TASK INSTRUCTIONS: Transcribe the whole listing below without changing a word, but leave out every image.
:::
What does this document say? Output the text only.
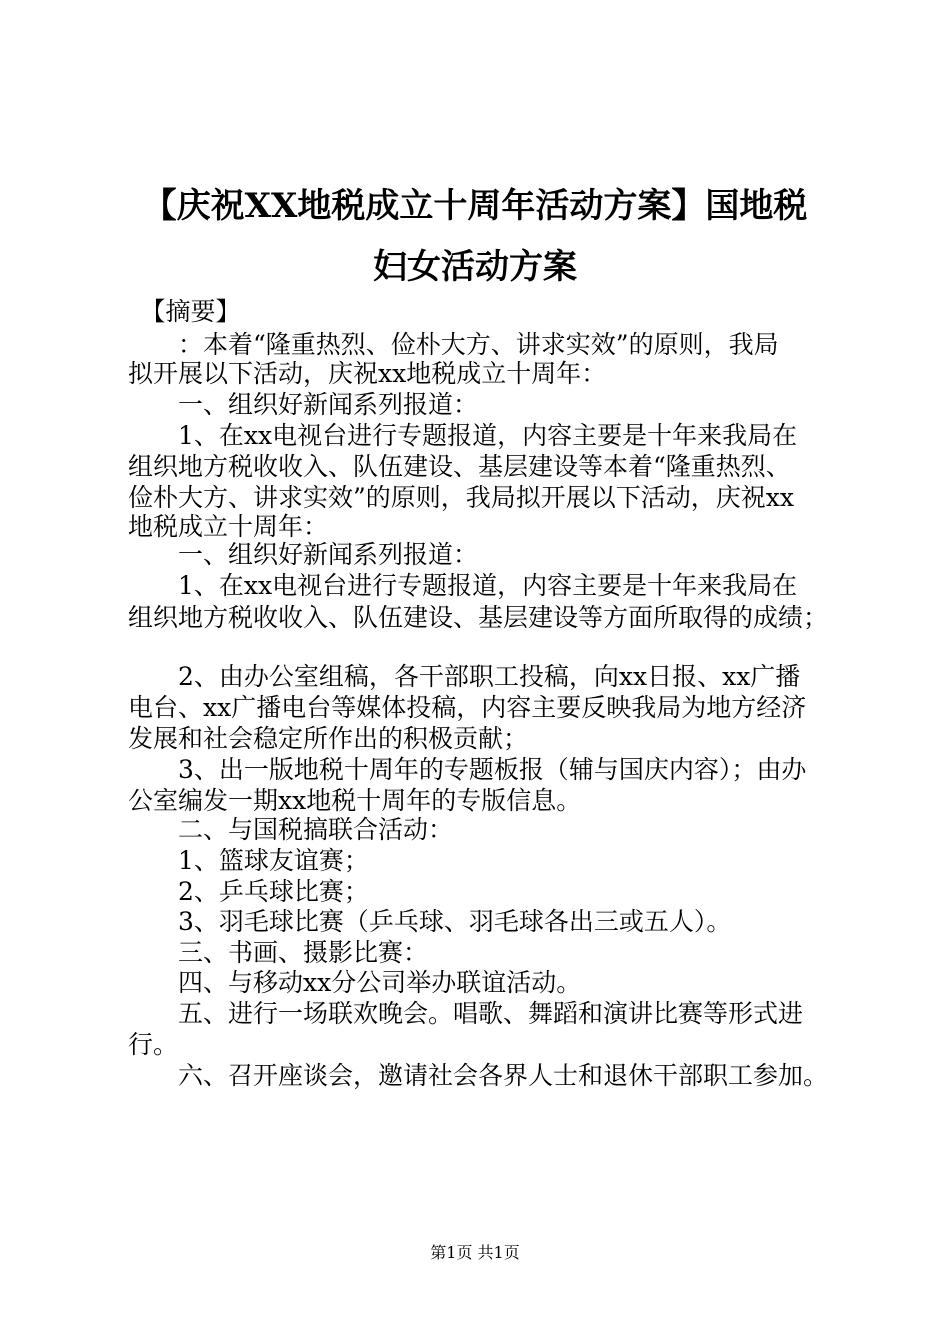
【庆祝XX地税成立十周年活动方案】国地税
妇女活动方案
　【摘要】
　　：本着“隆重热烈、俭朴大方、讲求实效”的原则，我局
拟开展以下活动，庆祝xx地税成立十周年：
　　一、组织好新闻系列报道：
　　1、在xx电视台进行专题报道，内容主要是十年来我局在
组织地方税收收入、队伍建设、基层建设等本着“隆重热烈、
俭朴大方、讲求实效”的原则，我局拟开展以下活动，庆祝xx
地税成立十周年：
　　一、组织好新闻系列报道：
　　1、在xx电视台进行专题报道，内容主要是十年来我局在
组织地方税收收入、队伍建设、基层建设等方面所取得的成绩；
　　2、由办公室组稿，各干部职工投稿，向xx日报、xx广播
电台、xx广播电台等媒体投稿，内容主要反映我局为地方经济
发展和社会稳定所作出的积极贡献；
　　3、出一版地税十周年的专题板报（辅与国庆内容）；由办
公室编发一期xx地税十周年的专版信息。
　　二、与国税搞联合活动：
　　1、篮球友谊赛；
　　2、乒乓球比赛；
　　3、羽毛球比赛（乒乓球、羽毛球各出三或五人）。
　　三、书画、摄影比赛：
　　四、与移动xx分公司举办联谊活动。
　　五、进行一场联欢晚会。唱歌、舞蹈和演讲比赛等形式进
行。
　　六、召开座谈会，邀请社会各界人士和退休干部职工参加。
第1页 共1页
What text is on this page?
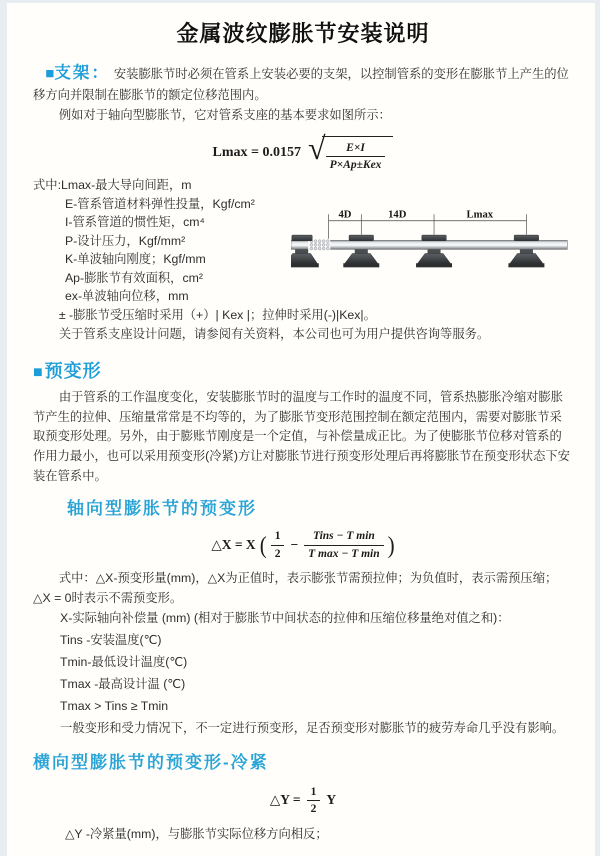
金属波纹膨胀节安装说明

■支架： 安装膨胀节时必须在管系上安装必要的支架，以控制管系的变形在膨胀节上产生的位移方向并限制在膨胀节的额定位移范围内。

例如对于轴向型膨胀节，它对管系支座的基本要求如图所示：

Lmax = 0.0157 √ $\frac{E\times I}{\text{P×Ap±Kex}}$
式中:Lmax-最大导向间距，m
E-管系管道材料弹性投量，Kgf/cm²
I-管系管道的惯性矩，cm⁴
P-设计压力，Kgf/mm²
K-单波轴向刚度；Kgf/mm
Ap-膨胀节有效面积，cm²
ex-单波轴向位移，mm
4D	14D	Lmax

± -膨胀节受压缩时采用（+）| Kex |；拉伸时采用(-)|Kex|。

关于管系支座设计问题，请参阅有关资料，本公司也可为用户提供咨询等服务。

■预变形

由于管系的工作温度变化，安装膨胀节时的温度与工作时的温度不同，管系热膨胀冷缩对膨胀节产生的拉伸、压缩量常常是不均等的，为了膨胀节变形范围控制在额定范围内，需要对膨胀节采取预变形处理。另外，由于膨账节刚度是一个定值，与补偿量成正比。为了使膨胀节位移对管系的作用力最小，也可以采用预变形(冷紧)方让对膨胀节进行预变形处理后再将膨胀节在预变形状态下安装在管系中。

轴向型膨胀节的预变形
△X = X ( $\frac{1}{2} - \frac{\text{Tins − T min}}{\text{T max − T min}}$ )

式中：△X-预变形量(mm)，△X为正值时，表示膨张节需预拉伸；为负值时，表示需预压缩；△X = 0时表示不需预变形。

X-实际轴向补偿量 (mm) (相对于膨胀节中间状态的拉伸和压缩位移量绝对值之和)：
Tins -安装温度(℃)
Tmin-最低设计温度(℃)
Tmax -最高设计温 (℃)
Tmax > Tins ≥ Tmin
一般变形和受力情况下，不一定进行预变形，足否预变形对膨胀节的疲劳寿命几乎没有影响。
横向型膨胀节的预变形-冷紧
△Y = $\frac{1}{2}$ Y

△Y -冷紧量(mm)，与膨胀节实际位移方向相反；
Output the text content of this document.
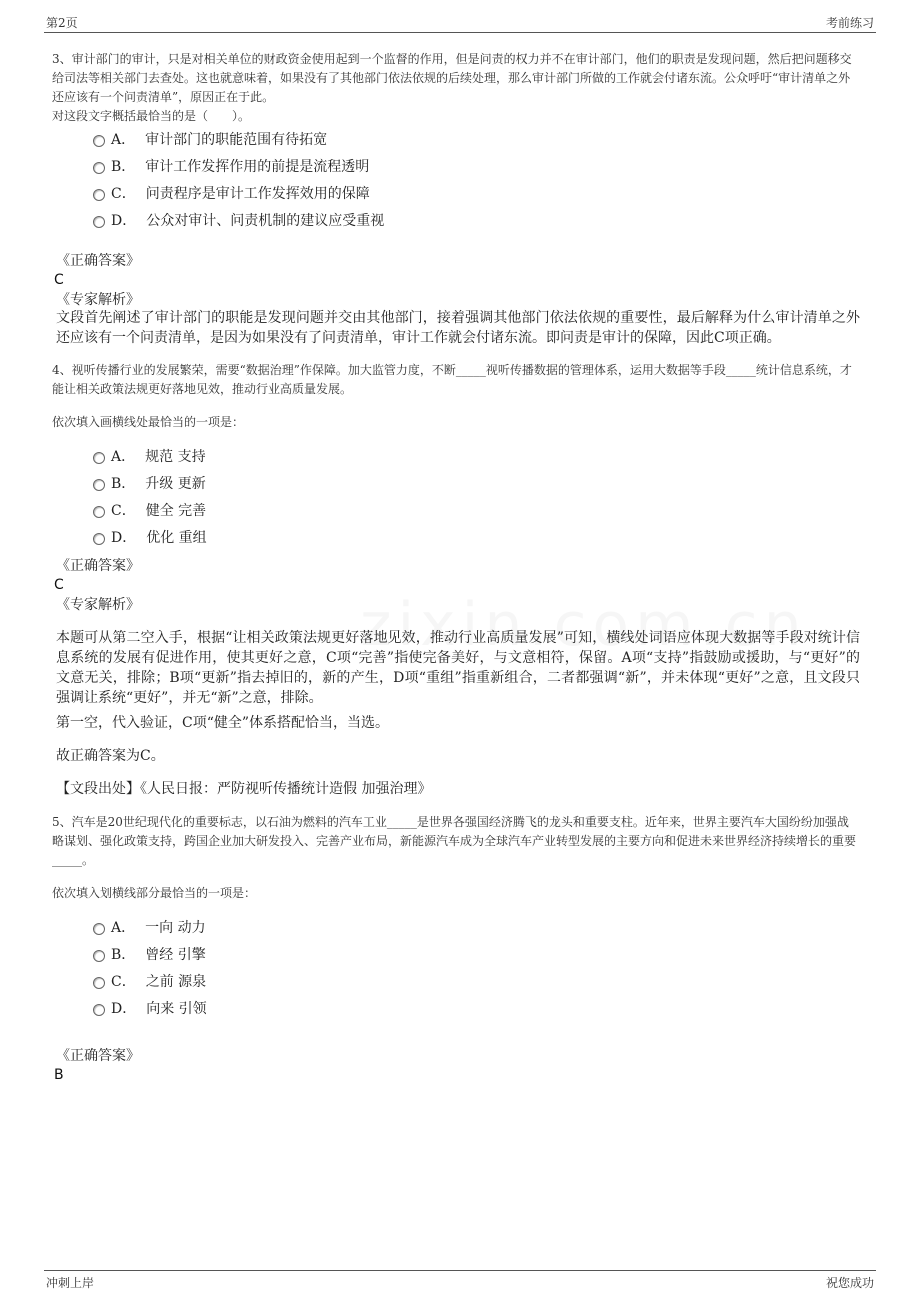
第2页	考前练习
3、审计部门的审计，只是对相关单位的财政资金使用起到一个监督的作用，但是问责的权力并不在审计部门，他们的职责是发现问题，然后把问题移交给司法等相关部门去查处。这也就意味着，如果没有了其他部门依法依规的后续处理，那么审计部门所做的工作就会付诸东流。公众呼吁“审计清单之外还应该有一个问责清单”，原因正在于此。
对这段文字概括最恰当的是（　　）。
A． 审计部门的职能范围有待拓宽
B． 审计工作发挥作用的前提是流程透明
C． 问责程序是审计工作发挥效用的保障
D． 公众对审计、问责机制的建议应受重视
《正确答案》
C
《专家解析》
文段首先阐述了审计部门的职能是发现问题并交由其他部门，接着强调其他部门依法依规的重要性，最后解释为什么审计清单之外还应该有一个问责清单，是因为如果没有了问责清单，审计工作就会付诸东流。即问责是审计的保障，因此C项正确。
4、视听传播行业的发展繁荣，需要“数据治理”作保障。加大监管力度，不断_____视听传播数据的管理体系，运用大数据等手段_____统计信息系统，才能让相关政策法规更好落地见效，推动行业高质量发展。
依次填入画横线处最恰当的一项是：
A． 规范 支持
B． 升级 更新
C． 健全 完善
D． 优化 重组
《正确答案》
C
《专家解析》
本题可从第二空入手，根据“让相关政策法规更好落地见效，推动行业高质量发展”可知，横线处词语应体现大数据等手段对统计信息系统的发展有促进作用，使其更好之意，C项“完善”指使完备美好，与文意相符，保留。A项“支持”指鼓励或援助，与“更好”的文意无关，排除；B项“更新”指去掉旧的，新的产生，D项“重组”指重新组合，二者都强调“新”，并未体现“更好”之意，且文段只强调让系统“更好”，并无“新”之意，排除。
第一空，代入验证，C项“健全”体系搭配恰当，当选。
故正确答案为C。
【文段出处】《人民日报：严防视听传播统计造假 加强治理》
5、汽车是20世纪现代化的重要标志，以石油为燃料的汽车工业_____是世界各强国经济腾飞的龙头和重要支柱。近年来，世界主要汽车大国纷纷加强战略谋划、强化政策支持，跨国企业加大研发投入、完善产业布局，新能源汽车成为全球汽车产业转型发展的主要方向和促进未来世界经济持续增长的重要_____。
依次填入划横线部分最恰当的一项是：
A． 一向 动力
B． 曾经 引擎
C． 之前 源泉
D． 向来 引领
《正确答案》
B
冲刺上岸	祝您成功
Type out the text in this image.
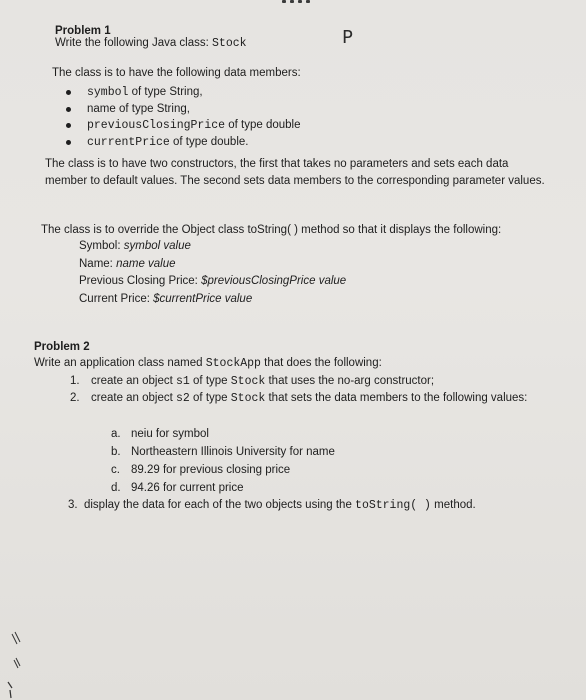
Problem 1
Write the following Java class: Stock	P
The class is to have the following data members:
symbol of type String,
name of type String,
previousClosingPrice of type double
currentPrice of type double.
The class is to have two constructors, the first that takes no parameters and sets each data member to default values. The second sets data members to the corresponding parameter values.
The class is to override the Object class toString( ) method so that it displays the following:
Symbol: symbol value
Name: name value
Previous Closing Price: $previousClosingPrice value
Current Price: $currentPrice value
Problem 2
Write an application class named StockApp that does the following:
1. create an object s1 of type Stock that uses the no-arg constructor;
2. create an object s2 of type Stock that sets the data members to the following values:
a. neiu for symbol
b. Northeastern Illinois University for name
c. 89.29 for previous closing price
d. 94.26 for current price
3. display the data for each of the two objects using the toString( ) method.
:::
OUTPUT FOR THIS TASK:
What does this document say? Output the text only.
【庆祝XX地税成立十周年活动方案】国地税
妇女活动方案
　【摘要】
　　：本着“隆重热烈、俭朴大方、讲求实效”的原则，我局
拟开展以下活动，庆祝xx地税成立十周年：
　　一、组织好新闻系列报道：
　　1、在xx电视台进行专题报道，内容主要是十年来我局在
组织地方税收收入、队伍建设、基层建设等本着“隆重热烈、
俭朴大方、讲求实效”的原则，我局拟开展以下活动，庆祝xx
地税成立十周年：
　　一、组织好新闻系列报道：
　　1、在xx电视台进行专题报道，内容主要是十年来我局在
组织地方税收收入、队伍建设、基层建设等方面所取得的成绩；
　　2、由办公室组稿，各干部职工投稿，向xx日报、xx广播
电台、xx广播电台等媒体投稿，内容主要反映我局为地方经济
发展和社会稳定所作出的积极贡献；
　　3、出一版地税十周年的专题板报（辅与国庆内容）；由办
公室编发一期xx地税十周年的专版信息。
　　二、与国税搞联合活动：
　　1、篮球友谊赛；
　　2、乒乓球比赛；
　　3、羽毛球比赛（乒乓球、羽毛球各出三或五人）。
　　三、书画、摄影比赛：
　　四、与移动xx分公司举办联谊活动。
　　五、进行一场联欢晚会。唱歌、舞蹈和演讲比赛等形式进
行。
　　六、召开座谈会，邀请社会各界人士和退休干部职工参加。
第1页 共1页
What text is on this page?
金属波纹膨胀节安装说明

■支架： 安装膨胀节时必须在管系上安装必要的支架，以控制管系的变形在膨胀节上产生的位移方向并限制在膨胀节的额定位移范围内。

例如对于轴向型膨胀节，它对管系支座的基本要求如图所示：

Lmax = 0.0157 √ $\frac{E\times I}{\text{P×Ap±Kex}}$
式中:Lmax-最大导向间距，m
E-管系管道材料弹性投量，Kgf/cm²
I-管系管道的惯性矩，cm⁴
P-设计压力，Kgf/mm²
K-单波轴向刚度；Kgf/mm
Ap-膨胀节有效面积，cm²
ex-单波轴向位移，mm
4D	14D	Lmax

± -膨胀节受压缩时采用（+）| Kex |；拉伸时采用(-)|Kex|。

关于管系支座设计问题，请参阅有关资料，本公司也可为用户提供咨询等服务。

■预变形

由于管系的工作温度变化，安装膨胀节时的温度与工作时的温度不同，管系热膨胀冷缩对膨胀节产生的拉伸、压缩量常常是不均等的，为了膨胀节变形范围控制在额定范围内，需要对膨胀节采取预变形处理。另外，由于膨账节刚度是一个定值，与补偿量成正比。为了使膨胀节位移对管系的作用力最小，也可以采用预变形(冷紧)方让对膨胀节进行预变形处理后再将膨胀节在预变形状态下安装在管系中。

轴向型膨胀节的预变形
△X = X ( $\frac{1}{2} - \frac{\text{Tins − T min}}{\text{T max − T min}}$ )

式中：△X-预变形量(mm)，△X为正值时，表示膨张节需预拉伸；为负值时，表示需预压缩；△X = 0时表示不需预变形。

X-实际轴向补偿量 (mm) (相对于膨胀节中间状态的拉伸和压缩位移量绝对值之和)：
Tins -安装温度(℃)
Tmin-最低设计温度(℃)
Tmax -最高设计温 (℃)
Tmax > Tins ≥ Tmin
一般变形和受力情况下，不一定进行预变形，足否预变形对膨胀节的疲劳寿命几乎没有影响。
横向型膨胀节的预变形-冷紧
△Y = $\frac{1}{2}$ Y

△Y -冷紧量(mm)，与膨胀节实际位移方向相反；
Output the text content of this document.
第2页	考前练习
3、审计部门的审计，只是对相关单位的财政资金使用起到一个监督的作用，但是问责的权力并不在审计部门，他们的职责是发现问题，然后把问题移交给司法等相关部门去查处。这也就意味着，如果没有了其他部门依法依规的后续处理，那么审计部门所做的工作就会付诸东流。公众呼吁“审计清单之外还应该有一个问责清单”，原因正在于此。
对这段文字概括最恰当的是（　　）。
A． 审计部门的职能范围有待拓宽
B． 审计工作发挥作用的前提是流程透明
C． 问责程序是审计工作发挥效用的保障
D． 公众对审计、问责机制的建议应受重视
《正确答案》
C
《专家解析》
文段首先阐述了审计部门的职能是发现问题并交由其他部门，接着强调其他部门依法依规的重要性，最后解释为什么审计清单之外还应该有一个问责清单，是因为如果没有了问责清单，审计工作就会付诸东流。即问责是审计的保障，因此C项正确。
4、视听传播行业的发展繁荣，需要“数据治理”作保障。加大监管力度，不断_____视听传播数据的管理体系，运用大数据等手段_____统计信息系统，才能让相关政策法规更好落地见效，推动行业高质量发展。
依次填入画横线处最恰当的一项是：
A． 规范 支持
B． 升级 更新
C． 健全 完善
D． 优化 重组
《正确答案》
C
《专家解析》
本题可从第二空入手，根据“让相关政策法规更好落地见效，推动行业高质量发展”可知，横线处词语应体现大数据等手段对统计信息系统的发展有促进作用，使其更好之意，C项“完善”指使完备美好，与文意相符，保留。A项“支持”指鼓励或援助，与“更好”的文意无关，排除；B项“更新”指去掉旧的，新的产生，D项“重组”指重新组合，二者都强调“新”，并未体现“更好”之意，且文段只强调让系统“更好”，并无“新”之意，排除。
第一空，代入验证，C项“健全”体系搭配恰当，当选。
故正确答案为C。
【文段出处】《人民日报：严防视听传播统计造假 加强治理》
5、汽车是20世纪现代化的重要标志，以石油为燃料的汽车工业_____是世界各强国经济腾飞的龙头和重要支柱。近年来，世界主要汽车大国纷纷加强战略谋划、强化政策支持，跨国企业加大研发投入、完善产业布局，新能源汽车成为全球汽车产业转型发展的主要方向和促进未来世界经济持续增长的重要_____。
依次填入划横线部分最恰当的一项是：
A． 一向 动力
B． 曾经 引擎
C． 之前 源泉
D． 向来 引领
《正确答案》
B
冲刺上岸	祝您成功
Type out the text in this image.
Problem 1
Write the following Java class: Stock	P
The class is to have the following data members:
symbol of type String,
name of type String,
previousClosingPrice of type double
currentPrice of type double.
The class is to have two constructors, the first that takes no parameters and sets each data member to default values. The second sets data members to the corresponding parameter values.
The class is to override the Object class toString( ) method so that it displays the following:
Symbol: symbol value
Name: name value
Previous Closing Price: $previousClosingPrice value
Current Price: $currentPrice value
Problem 2
Write an application class named StockApp that does the following:
1. create an object s1 of type Stock that uses the no-arg constructor;
2. create an object s2 of type Stock that sets the data members to the following values:
a. neiu for symbol
b. Northeastern Illinois University for name
c. 89.29 for previous closing price
d. 94.26 for current price
3. display the data for each of the two objects using the toString( ) method.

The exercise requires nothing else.